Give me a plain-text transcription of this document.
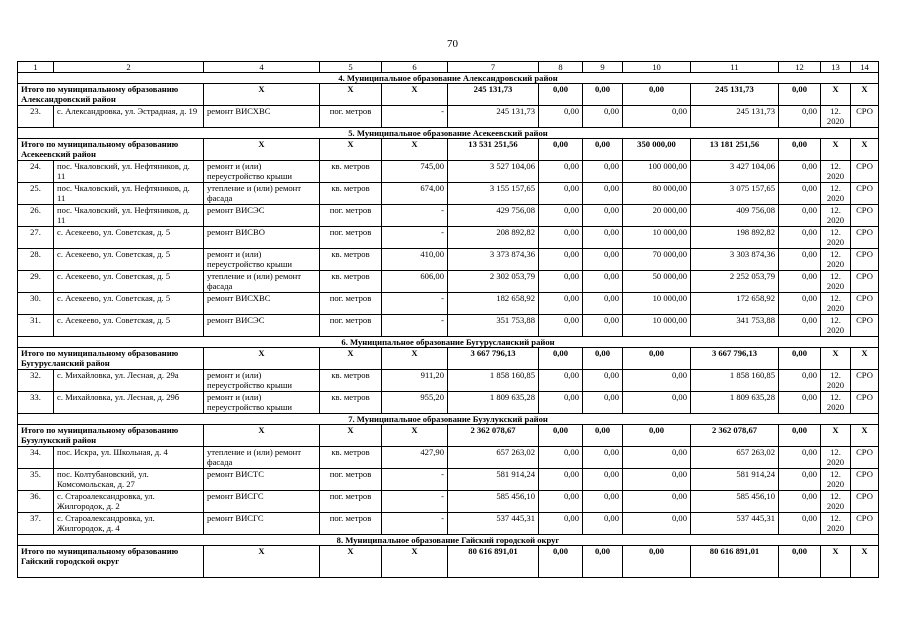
70
1	2	4	5	6	7	8	9	10	11	12	13	14
4. Муниципальное образование Александровский район												
Итого по муниципальному образованию Александровский район		X	X	X	245 131,73	0,00	0,00	0,00	245 131,73	0,00	X	X
23.	с. Александровка, ул. Эстрадная, д. 19	ремонт ВИСХВС	пог. метров	-	245 131,73	0,00	0,00	0,00	245 131,73	0,00	12. 2020	СРО
5. Муниципальное образование Асекеевский район												
Итого по муниципальному образованию Асекеевский район		X	X	X	13 531 251,56	0,00	0,00	350 000,00	13 181 251,56	0,00	X	X
24.	пос. Чкаловский, ул. Нефтяников, д. 11	ремонт и (или) переустройство крыши	кв. метров	745,00	3 527 104,06	0,00	0,00	100 000,00	3 427 104,06	0,00	12. 2020	СРО
25.	пос. Чкаловский, ул. Нефтяников, д. 11	утепление и (или) ремонт фасада	кв. метров	674,00	3 155 157,65	0,00	0,00	80 000,00	3 075 157,65	0,00	12. 2020	СРО
26.	пос. Чкаловский, ул. Нефтяников, д. 11	ремонт ВИСЭС	пог. метров	-	429 756,08	0,00	0,00	20 000,00	409 756,08	0,00	12. 2020	СРО
27.	с. Асекеево, ул. Советская, д. 5	ремонт ВИСВО	пог. метров	-	208 892,82	0,00	0,00	10 000,00	198 892,82	0,00	12. 2020	СРО
28.	с. Асекеево, ул. Советская, д. 5	ремонт и (или) переустройство крыши	кв. метров	410,00	3 373 874,36	0,00	0,00	70 000,00	3 303 874,36	0,00	12. 2020	СРО
29.	с. Асекеево, ул. Советская, д. 5	утепление и (или) ремонт фасада	кв. метров	606,00	2 302 053,79	0,00	0,00	50 000,00	2 252 053,79	0,00	12. 2020	СРО
30.	с. Асекеево, ул. Советская, д. 5	ремонт ВИСХВС	пог. метров	-	182 658,92	0,00	0,00	10 000,00	172 658,92	0,00	12. 2020	СРО
31.	с. Асекеево, ул. Советская, д. 5	ремонт ВИСЭС	пог. метров	-	351 753,88	0,00	0,00	10 000,00	341 753,88	0,00	12. 2020	СРО
6. Муниципальное образование Бугурусланский район												
Итого по муниципальному образованию Бугурусланский район		X	X	X	3 667 796,13	0,00	0,00	0,00	3 667 796,13	0,00	X	X
32.	с. Михайловка, ул. Лесная, д. 29а	ремонт и (или) переустройство крыши	кв. метров	911,20	1 858 160,85	0,00	0,00	0,00	1 858 160,85	0,00	12. 2020	СРО
33.	с. Михайловка, ул. Лесная, д. 29б	ремонт и (или) переустройство крыши	кв. метров	955,20	1 809 635,28	0,00	0,00	0,00	1 809 635,28	0,00	12. 2020	СРО
7. Муниципальное образование Бузулукский район												
Итого по муниципальному образованию Бузулукский район		X	X	X	2 362 078,67	0,00	0,00	0,00	2 362 078,67	0,00	X	X
34.	пос. Искра, ул. Школьная, д. 4	утепление и (или) ремонт фасада	кв. метров	427,90	657 263,02	0,00	0,00	0,00	657 263,02	0,00	12. 2020	СРО
35.	пос. Колтубановский, ул. Комсомольская, д. 27	ремонт ВИСТС	пог. метров	-	581 914,24	0,00	0,00	0,00	581 914,24	0,00	12. 2020	СРО
36.	с. Староалександровка, ул. Жилгородок, д. 2	ремонт ВИСГС	пог. метров	-	585 456,10	0,00	0,00	0,00	585 456,10	0,00	12. 2020	СРО
37.	с. Староалександровка, ул. Жилгородок, д. 4	ремонт ВИСГС	пог. метров	-	537 445,31	0,00	0,00	0,00	537 445,31	0,00	12. 2020	СРО
8. Муниципальное образование Гайский городской округ												
Итого по муниципальному образованию Гайский городской округ		X	X	X	80 616 891,01	0,00	0,00	0,00	80 616 891,01	0,00	X	X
==============================
#### PROBLEM STATEMENT:
Work through the records above line by line and count those that hold the string "Бузулукский". Give only the result.

#### RESULT FOR THIS TASK:
2